Dataset items:
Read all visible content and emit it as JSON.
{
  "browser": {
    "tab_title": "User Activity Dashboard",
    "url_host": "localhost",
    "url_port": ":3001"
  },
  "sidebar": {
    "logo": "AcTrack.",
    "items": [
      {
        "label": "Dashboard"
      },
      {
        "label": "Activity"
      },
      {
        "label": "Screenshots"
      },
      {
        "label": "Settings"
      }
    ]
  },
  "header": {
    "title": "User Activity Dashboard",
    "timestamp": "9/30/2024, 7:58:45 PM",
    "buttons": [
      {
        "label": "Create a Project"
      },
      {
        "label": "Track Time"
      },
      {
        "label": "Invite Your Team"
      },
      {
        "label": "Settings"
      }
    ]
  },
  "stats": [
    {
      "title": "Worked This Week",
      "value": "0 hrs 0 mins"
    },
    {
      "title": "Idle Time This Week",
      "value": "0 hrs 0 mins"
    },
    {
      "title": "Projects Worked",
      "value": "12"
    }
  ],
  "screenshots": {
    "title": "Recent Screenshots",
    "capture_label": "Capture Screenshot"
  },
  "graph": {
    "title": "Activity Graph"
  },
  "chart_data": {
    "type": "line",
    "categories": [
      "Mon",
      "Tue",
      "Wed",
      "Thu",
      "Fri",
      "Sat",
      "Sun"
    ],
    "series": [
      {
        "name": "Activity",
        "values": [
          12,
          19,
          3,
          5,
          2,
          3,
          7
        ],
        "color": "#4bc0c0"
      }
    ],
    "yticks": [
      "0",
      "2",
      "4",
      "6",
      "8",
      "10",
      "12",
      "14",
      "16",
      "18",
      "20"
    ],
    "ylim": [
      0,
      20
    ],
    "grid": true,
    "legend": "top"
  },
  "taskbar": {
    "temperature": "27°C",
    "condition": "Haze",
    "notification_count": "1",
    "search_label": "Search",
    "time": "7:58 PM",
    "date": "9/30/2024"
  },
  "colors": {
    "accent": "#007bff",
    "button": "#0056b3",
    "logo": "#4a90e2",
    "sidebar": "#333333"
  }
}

* _The task_:
Gather, from the listing above, every line carrying the word "Activity".

* _Response below_:
    "tab_title": "User Activity Dashboard",
        "label": "Activity"
    "title": "User Activity Dashboard",
    "title": "Activity Graph"
        "name": "Activity",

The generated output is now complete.